RAW DATA -

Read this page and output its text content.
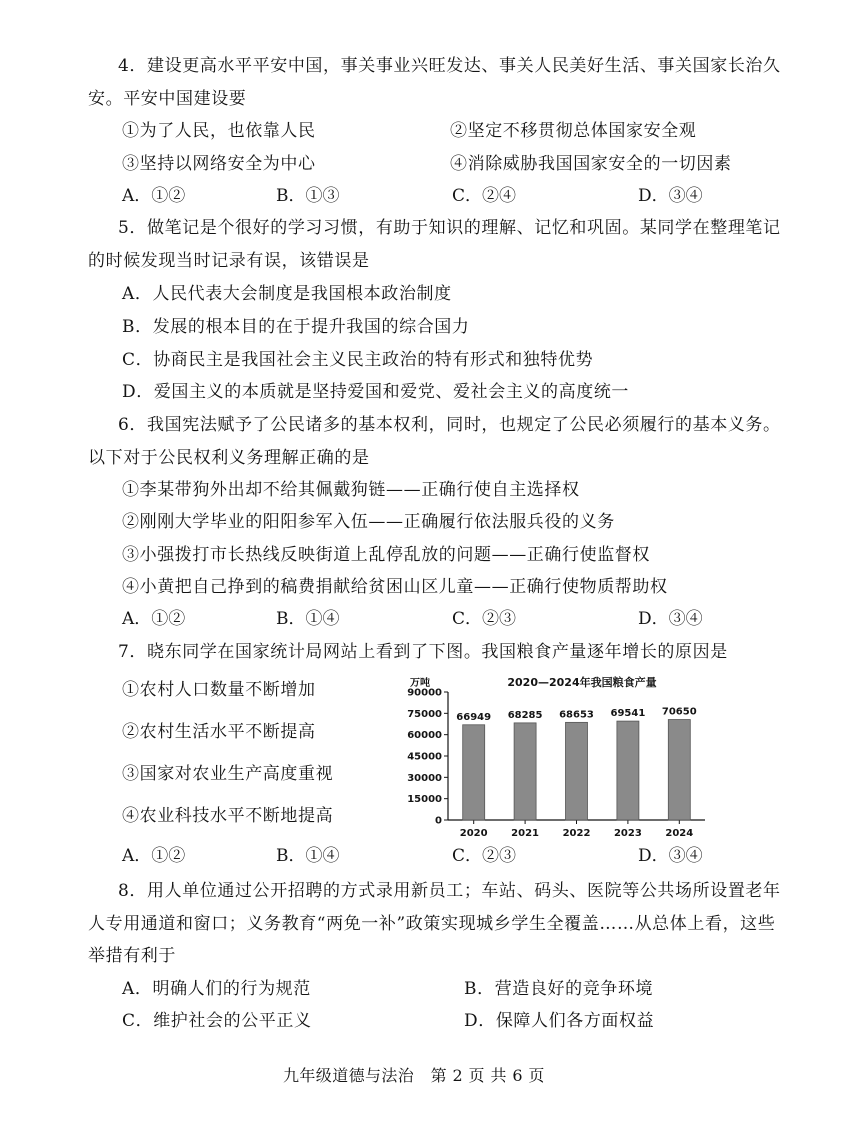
4．建设更高水平平安中国，事关事业兴旺发达、事关人民美好生活、事关国家长治久
安。平安中国建设要
①为了人民，也依靠人民	②坚定不移贯彻总体国家安全观
③坚持以网络安全为中心	④消除威胁我国国家安全的一切因素
A．①②	B．①③	C．②④	D．③④
5．做笔记是个很好的学习习惯，有助于知识的理解、记忆和巩固。某同学在整理笔记
的时候发现当时记录有误，该错误是
A．人民代表大会制度是我国根本政治制度
B．发展的根本目的在于提升我国的综合国力
C．协商民主是我国社会主义民主政治的特有形式和独特优势
D．爱国主义的本质就是坚持爱国和爱党、爱社会主义的高度统一
6．我国宪法赋予了公民诸多的基本权利，同时，也规定了公民必须履行的基本义务。
以下对于公民权利义务理解正确的是
①李某带狗外出却不给其佩戴狗链——正确行使自主选择权
②刚刚大学毕业的阳阳参军入伍——正确履行依法服兵役的义务
③小强拨打市长热线反映街道上乱停乱放的问题——正确行使监督权
④小黄把自己挣到的稿费捐献给贫困山区儿童——正确行使物质帮助权
A．①②	B．①④	C．②③	D．③④
7．晓东同学在国家统计局网站上看到了下图。我国粮食产量逐年增长的原因是
①农村人口数量不断增加
②农村生活水平不断提高
③国家对农业生产高度重视
④农业科技水平不断地提高
2020—2024年我国粮食产量
万吨
0
15000
30000
45000
60000
75000
90000
2020 2021 2022 2023 2024
66949 68285 68653 69541 70650
A．①②	B．①④	C．②③	D．③④
8．用人单位通过公开招聘的方式录用新员工；车站、码头、医院等公共场所设置老年
人专用通道和窗口；义务教育“两免一补”政策实现城乡学生全覆盖……从总体上看，这些
举措有利于
A．明确人们的行为规范	B．营造良好的竞争环境
C．维护社会的公平正义	D．保障人们各方面权益
九年级道德与法治　第 2 页 共 6 页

GIVEN TASK - Quote everything in the listing above exactly; pictures are the only thing to omit.

SOLUTION BELOW -
Read this page and output its text content.
4．建设更高水平平安中国，事关事业兴旺发达、事关人民美好生活、事关国家长治久
安。平安中国建设要
①为了人民，也依靠人民	②坚定不移贯彻总体国家安全观
③坚持以网络安全为中心	④消除威胁我国国家安全的一切因素
A．①②	B．①③	C．②④	D．③④
5．做笔记是个很好的学习习惯，有助于知识的理解、记忆和巩固。某同学在整理笔记
的时候发现当时记录有误，该错误是
A．人民代表大会制度是我国根本政治制度
B．发展的根本目的在于提升我国的综合国力
C．协商民主是我国社会主义民主政治的特有形式和独特优势
D．爱国主义的本质就是坚持爱国和爱党、爱社会主义的高度统一
6．我国宪法赋予了公民诸多的基本权利，同时，也规定了公民必须履行的基本义务。
以下对于公民权利义务理解正确的是
①李某带狗外出却不给其佩戴狗链——正确行使自主选择权
②刚刚大学毕业的阳阳参军入伍——正确履行依法服兵役的义务
③小强拨打市长热线反映街道上乱停乱放的问题——正确行使监督权
④小黄把自己挣到的稿费捐献给贫困山区儿童——正确行使物质帮助权
A．①②	B．①④	C．②③	D．③④
7．晓东同学在国家统计局网站上看到了下图。我国粮食产量逐年增长的原因是
①农村人口数量不断增加
②农村生活水平不断提高
③国家对农业生产高度重视
④农业科技水平不断地提高
2020—2024年我国粮食产量
万吨
0
15000
30000
45000
60000
75000
90000
2020 2021 2022 2023 2024
66949 68285 68653 69541 70650
A．①②	B．①④	C．②③	D．③④
8．用人单位通过公开招聘的方式录用新员工；车站、码头、医院等公共场所设置老年
人专用通道和窗口；义务教育“两免一补”政策实现城乡学生全覆盖……从总体上看，这些
举措有利于
A．明确人们的行为规范	B．营造良好的竞争环境
C．维护社会的公平正义	D．保障人们各方面权益
九年级道德与法治　第 2 页 共 6 页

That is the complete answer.